(Dataset rows about figures)
● ● ● ●
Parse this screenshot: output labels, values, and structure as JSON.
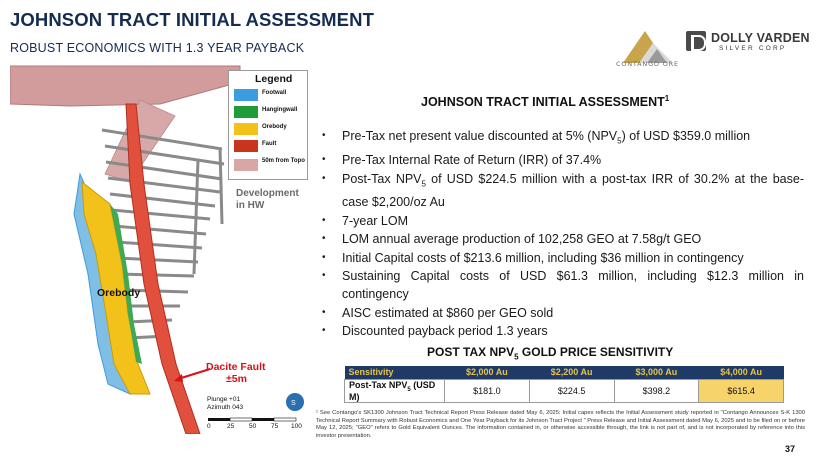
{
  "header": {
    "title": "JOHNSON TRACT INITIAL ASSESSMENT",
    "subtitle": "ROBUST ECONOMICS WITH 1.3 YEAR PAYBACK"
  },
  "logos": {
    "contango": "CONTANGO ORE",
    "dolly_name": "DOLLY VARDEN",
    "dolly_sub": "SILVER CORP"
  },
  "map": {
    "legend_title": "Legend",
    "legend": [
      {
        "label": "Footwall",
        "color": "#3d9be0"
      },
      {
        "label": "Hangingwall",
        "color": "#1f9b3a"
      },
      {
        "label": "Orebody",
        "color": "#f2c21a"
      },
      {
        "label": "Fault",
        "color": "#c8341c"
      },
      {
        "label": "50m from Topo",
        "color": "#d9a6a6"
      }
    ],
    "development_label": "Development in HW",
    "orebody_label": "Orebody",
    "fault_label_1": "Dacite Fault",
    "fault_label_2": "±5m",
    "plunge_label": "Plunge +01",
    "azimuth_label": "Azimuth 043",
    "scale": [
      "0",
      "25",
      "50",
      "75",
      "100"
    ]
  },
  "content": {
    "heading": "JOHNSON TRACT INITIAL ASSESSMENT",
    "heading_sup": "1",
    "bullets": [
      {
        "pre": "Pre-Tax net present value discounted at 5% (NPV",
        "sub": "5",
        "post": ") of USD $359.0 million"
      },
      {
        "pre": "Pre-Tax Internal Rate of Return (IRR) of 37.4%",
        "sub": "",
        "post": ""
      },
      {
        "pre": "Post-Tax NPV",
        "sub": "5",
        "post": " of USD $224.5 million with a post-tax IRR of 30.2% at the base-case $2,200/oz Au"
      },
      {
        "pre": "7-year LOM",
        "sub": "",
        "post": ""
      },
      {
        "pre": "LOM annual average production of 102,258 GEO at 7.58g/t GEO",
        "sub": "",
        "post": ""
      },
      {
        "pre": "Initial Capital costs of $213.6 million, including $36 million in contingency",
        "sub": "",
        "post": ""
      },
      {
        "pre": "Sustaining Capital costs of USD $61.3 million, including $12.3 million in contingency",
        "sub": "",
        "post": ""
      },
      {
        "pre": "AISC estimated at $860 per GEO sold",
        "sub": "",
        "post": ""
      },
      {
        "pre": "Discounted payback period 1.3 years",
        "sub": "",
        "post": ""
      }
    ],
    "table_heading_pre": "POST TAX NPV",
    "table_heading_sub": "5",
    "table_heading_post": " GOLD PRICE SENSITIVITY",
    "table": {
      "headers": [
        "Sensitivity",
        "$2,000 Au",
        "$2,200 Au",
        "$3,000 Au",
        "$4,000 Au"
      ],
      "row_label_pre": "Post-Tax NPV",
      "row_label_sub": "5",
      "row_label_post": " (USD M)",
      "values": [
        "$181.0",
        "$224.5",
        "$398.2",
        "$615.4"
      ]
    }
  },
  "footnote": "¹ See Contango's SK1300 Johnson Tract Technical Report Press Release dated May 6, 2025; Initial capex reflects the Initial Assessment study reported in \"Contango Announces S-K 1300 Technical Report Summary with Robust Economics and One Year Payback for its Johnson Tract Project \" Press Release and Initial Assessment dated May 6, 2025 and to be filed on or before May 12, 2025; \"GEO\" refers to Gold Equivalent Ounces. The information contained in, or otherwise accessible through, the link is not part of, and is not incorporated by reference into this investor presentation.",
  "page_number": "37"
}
● ● ● ●
Written request —
Each line that contains the string "costs" counts once; report how many such lines the entries have, giving only the number.

Final answer —
2